Stated exercise: What is the number of lines in these entries that include "with"? Write that number and no other text.

━━━━━ Records shown ━━━━━

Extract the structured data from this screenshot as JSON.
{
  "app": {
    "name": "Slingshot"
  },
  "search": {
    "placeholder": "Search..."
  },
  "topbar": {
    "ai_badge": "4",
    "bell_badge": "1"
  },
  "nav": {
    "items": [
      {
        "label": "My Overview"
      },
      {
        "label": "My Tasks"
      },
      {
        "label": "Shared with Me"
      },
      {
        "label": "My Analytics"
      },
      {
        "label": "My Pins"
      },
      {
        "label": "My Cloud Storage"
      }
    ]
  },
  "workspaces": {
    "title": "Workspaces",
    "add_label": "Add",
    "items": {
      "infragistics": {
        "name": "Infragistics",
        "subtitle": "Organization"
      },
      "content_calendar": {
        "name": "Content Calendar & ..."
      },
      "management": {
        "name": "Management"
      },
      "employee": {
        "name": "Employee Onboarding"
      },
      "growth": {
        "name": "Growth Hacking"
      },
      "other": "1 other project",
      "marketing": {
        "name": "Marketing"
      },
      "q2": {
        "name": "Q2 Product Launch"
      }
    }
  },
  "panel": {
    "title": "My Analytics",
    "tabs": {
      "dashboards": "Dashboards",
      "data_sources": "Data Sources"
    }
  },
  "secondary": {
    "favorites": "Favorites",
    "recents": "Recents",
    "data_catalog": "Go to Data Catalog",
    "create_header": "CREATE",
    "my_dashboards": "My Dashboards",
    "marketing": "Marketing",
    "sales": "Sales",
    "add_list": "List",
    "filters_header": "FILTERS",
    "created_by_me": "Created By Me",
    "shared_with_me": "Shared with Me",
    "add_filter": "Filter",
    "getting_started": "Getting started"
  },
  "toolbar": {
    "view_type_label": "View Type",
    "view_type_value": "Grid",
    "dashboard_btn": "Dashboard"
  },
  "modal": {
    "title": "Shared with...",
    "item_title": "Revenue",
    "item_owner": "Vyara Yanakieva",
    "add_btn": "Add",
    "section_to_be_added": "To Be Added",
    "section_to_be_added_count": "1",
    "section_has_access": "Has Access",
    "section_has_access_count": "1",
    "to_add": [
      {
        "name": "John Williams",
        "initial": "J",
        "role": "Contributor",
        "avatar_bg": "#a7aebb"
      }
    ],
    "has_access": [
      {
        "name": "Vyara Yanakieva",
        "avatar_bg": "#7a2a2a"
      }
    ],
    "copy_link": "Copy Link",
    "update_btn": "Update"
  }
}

━━━━━

Task output: 3